**Dataset records:**
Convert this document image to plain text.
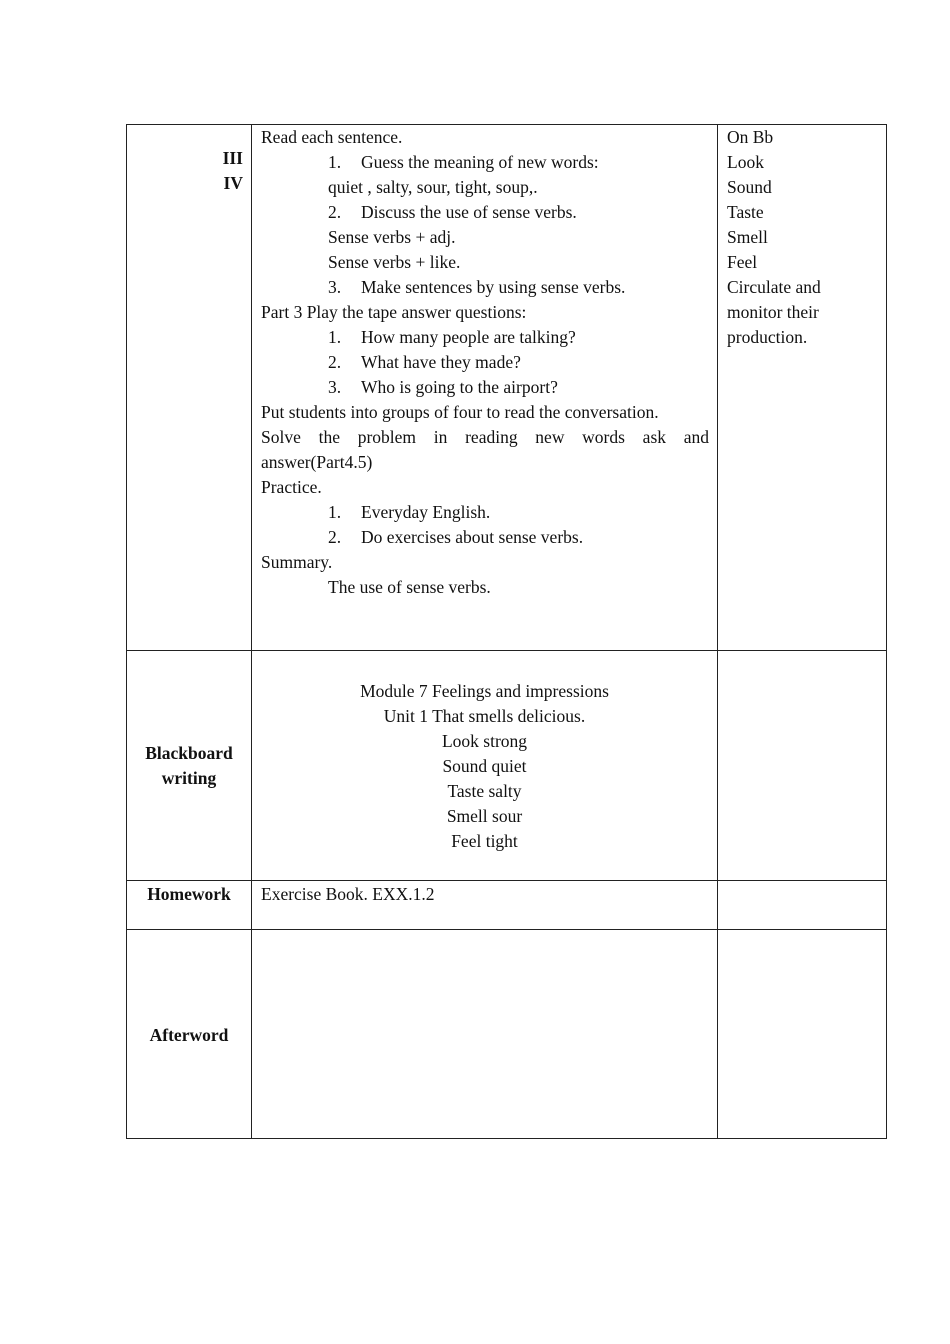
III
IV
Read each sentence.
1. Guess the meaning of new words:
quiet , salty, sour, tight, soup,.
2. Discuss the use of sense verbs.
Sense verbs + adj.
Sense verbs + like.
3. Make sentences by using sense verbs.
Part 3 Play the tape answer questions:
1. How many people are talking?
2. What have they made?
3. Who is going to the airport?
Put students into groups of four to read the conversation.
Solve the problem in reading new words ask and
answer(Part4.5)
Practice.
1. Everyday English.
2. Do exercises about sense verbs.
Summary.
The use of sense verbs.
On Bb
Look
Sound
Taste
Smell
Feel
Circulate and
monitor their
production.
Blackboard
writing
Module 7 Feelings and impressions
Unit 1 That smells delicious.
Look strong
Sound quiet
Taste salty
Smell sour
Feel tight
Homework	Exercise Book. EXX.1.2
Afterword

--

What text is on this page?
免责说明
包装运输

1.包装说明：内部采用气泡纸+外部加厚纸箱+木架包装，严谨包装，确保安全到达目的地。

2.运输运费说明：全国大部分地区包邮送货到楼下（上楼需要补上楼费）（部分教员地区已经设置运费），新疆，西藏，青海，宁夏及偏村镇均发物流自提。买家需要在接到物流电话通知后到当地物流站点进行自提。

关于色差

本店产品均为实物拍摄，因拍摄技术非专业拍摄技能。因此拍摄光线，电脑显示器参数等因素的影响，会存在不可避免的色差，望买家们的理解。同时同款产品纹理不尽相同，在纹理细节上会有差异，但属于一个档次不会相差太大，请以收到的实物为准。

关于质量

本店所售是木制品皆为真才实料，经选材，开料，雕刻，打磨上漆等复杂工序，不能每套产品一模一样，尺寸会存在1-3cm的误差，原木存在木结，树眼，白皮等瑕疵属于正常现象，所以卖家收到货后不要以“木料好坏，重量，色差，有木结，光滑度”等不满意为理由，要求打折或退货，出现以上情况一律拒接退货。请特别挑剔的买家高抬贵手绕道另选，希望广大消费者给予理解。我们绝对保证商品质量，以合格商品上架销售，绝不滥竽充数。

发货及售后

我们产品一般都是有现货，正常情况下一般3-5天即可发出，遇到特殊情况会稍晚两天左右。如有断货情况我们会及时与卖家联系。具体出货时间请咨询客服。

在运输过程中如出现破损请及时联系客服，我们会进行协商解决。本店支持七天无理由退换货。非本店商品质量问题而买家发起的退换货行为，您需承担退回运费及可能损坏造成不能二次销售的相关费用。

**TASK PROMPT:**
For the listing above, give the number of lines in which the string "text" occurs, and nothing else.

**REPLY:**
2